Dataset records:
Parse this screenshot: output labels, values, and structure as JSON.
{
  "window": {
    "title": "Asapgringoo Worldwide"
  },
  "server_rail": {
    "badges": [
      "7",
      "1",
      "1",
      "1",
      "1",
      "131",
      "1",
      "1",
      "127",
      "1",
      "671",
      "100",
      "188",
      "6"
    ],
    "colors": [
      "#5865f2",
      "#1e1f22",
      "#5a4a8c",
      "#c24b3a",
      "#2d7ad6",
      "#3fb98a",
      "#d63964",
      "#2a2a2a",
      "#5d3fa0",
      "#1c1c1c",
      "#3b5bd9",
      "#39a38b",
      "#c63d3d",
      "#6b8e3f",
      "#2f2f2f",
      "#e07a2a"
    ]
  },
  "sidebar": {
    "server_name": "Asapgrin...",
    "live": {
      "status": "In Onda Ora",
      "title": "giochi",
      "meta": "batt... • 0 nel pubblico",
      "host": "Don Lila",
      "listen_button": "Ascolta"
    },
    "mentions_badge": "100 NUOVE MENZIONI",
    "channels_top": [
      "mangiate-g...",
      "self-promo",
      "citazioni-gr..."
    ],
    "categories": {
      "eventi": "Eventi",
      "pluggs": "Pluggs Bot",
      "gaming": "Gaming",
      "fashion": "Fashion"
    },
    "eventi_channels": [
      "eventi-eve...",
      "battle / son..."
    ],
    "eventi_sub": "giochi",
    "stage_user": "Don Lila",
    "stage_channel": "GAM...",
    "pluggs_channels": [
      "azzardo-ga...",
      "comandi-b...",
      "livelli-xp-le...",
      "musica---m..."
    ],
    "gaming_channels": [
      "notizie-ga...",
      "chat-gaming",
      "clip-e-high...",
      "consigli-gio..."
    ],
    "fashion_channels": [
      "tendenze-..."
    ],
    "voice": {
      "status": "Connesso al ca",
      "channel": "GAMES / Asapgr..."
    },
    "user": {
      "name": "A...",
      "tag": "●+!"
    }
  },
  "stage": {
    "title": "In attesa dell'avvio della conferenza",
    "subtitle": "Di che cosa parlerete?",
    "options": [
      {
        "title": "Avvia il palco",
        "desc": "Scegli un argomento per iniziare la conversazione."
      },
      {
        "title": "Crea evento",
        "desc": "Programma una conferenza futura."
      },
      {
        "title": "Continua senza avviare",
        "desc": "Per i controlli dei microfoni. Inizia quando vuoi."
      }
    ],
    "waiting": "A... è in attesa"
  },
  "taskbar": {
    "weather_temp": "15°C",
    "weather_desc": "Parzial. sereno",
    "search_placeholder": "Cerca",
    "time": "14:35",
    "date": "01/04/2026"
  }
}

Instructions to follow: Search the records above for "status". Copy each line where it is found.

Exercise response:
      "status": "In Onda Ora",
      "status": "Connesso al ca",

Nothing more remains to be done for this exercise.